Among the entries below, find the lines with "this" and copy them.

··· Data section ···

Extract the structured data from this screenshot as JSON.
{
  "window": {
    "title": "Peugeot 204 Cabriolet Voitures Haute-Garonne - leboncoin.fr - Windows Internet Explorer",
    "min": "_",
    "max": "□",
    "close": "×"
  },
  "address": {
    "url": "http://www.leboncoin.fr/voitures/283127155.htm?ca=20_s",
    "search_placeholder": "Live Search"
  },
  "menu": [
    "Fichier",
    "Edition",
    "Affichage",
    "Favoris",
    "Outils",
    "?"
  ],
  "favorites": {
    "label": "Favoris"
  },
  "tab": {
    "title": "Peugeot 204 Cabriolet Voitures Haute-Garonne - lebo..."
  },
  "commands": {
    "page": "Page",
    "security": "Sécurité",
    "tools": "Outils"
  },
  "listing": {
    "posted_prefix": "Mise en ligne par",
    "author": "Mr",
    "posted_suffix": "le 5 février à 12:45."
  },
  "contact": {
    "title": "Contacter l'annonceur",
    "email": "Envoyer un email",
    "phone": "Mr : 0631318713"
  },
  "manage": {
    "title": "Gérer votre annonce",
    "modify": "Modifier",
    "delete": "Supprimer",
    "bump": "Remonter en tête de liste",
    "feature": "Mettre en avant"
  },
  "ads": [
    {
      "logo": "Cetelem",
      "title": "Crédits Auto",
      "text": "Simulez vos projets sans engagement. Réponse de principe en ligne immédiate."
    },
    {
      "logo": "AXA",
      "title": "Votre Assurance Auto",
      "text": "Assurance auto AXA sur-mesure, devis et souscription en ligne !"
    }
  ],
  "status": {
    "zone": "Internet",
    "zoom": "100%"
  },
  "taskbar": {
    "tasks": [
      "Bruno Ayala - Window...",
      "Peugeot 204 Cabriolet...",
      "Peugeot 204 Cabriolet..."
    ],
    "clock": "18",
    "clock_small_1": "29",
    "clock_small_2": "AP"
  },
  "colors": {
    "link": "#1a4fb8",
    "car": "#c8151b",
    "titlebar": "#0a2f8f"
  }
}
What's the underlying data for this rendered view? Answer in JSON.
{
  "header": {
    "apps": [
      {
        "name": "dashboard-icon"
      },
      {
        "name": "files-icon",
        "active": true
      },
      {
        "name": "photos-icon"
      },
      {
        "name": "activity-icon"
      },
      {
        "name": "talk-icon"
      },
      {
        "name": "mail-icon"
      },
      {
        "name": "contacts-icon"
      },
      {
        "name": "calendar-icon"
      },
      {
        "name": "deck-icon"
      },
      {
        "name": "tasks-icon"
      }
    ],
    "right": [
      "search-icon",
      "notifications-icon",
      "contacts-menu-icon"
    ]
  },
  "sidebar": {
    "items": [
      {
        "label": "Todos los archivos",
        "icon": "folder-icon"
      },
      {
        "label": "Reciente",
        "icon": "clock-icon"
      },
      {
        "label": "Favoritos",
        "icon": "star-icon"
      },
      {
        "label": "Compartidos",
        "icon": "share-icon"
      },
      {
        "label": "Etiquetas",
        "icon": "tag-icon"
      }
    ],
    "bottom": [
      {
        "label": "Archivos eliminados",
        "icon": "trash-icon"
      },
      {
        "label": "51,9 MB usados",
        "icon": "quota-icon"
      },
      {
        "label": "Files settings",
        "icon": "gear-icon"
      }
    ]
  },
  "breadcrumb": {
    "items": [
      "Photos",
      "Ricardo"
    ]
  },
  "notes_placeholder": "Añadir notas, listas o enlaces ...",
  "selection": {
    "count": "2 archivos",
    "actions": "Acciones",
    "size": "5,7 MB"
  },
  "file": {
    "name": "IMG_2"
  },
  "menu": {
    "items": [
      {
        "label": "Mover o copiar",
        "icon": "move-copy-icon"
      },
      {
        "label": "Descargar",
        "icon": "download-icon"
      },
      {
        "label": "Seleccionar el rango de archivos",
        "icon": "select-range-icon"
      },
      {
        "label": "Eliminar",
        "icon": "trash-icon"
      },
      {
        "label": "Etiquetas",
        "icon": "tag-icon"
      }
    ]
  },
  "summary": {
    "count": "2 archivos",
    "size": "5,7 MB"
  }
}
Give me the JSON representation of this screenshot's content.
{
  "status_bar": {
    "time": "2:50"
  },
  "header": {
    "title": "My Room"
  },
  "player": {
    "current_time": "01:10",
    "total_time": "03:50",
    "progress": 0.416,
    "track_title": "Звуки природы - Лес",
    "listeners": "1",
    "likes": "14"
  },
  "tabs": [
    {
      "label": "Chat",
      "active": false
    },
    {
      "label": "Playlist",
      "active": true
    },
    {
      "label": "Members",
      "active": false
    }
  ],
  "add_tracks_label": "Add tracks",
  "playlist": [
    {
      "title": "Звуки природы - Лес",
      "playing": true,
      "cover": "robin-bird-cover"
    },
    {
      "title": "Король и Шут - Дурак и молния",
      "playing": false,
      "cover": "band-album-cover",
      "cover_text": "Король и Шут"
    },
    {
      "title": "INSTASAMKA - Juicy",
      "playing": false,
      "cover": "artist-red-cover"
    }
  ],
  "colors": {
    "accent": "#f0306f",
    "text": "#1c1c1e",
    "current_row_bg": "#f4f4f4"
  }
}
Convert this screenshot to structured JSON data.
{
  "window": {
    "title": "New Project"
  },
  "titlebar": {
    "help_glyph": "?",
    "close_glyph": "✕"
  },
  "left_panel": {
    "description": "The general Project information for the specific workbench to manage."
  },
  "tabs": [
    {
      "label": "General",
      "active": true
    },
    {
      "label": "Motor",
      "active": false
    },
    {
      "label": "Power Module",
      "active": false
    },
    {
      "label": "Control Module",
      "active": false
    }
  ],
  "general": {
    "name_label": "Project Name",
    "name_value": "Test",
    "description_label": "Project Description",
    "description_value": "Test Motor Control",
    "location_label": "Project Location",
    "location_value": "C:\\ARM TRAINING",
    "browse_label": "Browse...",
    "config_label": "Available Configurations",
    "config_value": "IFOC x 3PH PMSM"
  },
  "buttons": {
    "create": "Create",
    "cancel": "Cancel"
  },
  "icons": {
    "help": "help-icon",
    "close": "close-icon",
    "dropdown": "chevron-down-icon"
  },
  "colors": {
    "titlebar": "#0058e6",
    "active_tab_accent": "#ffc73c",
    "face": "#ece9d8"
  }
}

···

# In response:
Extract the structured data from this screenshot as JSON.
What's the underlying data for this rendered view? Answer in JSON.
Give me the JSON representation of this screenshot's content.
Convert this screenshot to structured JSON data.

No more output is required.